__The task__. Output every line below exactly.
===== Supplied data =====
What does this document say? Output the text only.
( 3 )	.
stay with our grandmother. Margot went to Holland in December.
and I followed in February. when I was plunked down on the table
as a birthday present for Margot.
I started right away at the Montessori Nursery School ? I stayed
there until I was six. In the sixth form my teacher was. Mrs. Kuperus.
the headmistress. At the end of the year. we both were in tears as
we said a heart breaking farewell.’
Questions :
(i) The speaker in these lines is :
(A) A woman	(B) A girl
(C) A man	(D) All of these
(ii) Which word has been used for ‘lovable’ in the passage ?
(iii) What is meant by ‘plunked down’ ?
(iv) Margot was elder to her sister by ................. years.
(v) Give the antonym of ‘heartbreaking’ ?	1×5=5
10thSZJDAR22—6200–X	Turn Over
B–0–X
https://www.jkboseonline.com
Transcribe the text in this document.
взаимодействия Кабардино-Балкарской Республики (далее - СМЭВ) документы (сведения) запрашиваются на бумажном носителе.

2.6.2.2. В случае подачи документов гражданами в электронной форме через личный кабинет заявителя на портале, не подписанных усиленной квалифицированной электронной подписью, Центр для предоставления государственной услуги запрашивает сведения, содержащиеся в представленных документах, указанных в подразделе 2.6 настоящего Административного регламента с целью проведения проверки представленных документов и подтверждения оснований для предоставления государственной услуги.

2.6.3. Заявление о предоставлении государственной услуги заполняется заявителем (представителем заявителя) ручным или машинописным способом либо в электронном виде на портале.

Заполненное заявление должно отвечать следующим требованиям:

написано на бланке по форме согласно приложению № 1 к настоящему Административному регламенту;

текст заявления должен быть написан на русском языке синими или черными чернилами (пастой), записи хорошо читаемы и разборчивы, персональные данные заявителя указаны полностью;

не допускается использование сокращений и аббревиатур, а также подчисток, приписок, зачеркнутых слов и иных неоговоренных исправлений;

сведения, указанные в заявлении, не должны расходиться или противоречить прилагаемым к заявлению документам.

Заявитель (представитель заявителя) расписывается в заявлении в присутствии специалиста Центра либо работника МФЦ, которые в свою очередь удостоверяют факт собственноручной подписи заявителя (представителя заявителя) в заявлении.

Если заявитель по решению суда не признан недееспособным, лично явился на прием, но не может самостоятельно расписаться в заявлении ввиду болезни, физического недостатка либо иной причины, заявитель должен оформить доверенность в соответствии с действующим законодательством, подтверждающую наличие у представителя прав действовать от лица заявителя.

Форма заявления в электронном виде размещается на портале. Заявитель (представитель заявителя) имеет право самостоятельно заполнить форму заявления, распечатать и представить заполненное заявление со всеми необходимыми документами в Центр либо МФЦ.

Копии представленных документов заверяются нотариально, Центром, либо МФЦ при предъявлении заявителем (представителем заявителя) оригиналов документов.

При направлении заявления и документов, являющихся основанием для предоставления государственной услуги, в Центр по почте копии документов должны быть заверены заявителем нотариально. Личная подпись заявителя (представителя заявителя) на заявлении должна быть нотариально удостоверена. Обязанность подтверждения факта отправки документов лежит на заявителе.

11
=====
__Task output__.
What does this document say? Output the text only.
( 3 )	.
stay with our grandmother. Margot went to Holland in December.
and I followed in February. when I was plunked down on the table
as a birthday present for Margot.
I started right away at the Montessori Nursery School ? I stayed
there until I was six. In the sixth form my teacher was. Mrs. Kuperus.
the headmistress. At the end of the year. we both were in tears as
we said a heart breaking farewell.’
Questions :
(i) The speaker in these lines is :
(A) A woman	(B) A girl
(C) A man	(D) All of these
(ii) Which word has been used for ‘lovable’ in the passage ?
(iii) What is meant by ‘plunked down’ ?
(iv) Margot was elder to her sister by ................. years.
(v) Give the antonym of ‘heartbreaking’ ?	1×5=5
10thSZJDAR22—6200–X	Turn Over
B–0–X
https://www.jkboseonline.com
Transcribe the text in this document.
взаимодействия Кабардино-Балкарской Республики (далее - СМЭВ) документы (сведения) запрашиваются на бумажном носителе.

2.6.2.2. В случае подачи документов гражданами в электронной форме через личный кабинет заявителя на портале, не подписанных усиленной квалифицированной электронной подписью, Центр для предоставления государственной услуги запрашивает сведения, содержащиеся в представленных документах, указанных в подразделе 2.6 настоящего Административного регламента с целью проведения проверки представленных документов и подтверждения оснований для предоставления государственной услуги.

2.6.3. Заявление о предоставлении государственной услуги заполняется заявителем (представителем заявителя) ручным или машинописным способом либо в электронном виде на портале.

Заполненное заявление должно отвечать следующим требованиям:

написано на бланке по форме согласно приложению № 1 к настоящему Административному регламенту;

текст заявления должен быть написан на русском языке синими или черными чернилами (пастой), записи хорошо читаемы и разборчивы, персональные данные заявителя указаны полностью;

не допускается использование сокращений и аббревиатур, а также подчисток, приписок, зачеркнутых слов и иных неоговоренных исправлений;

сведения, указанные в заявлении, не должны расходиться или противоречить прилагаемым к заявлению документам.

Заявитель (представитель заявителя) расписывается в заявлении в присутствии специалиста Центра либо работника МФЦ, которые в свою очередь удостоверяют факт собственноручной подписи заявителя (представителя заявителя) в заявлении.

Если заявитель по решению суда не признан недееспособным, лично явился на прием, но не может самостоятельно расписаться в заявлении ввиду болезни, физического недостатка либо иной причины, заявитель должен оформить доверенность в соответствии с действующим законодательством, подтверждающую наличие у представителя прав действовать от лица заявителя.

Форма заявления в электронном виде размещается на портале. Заявитель (представитель заявителя) имеет право самостоятельно заполнить форму заявления, распечатать и представить заполненное заявление со всеми необходимыми документами в Центр либо МФЦ.

Копии представленных документов заверяются нотариально, Центром, либо МФЦ при предъявлении заявителем (представителем заявителя) оригиналов документов.

При направлении заявления и документов, являющихся основанием для предоставления государственной услуги, в Центр по почте копии документов должны быть заверены заявителем нотариально. Личная подпись заявителя (представителя заявителя) на заявлении должна быть нотариально удостоверена. Обязанность подтверждения факта отправки документов лежит на заявителе.

11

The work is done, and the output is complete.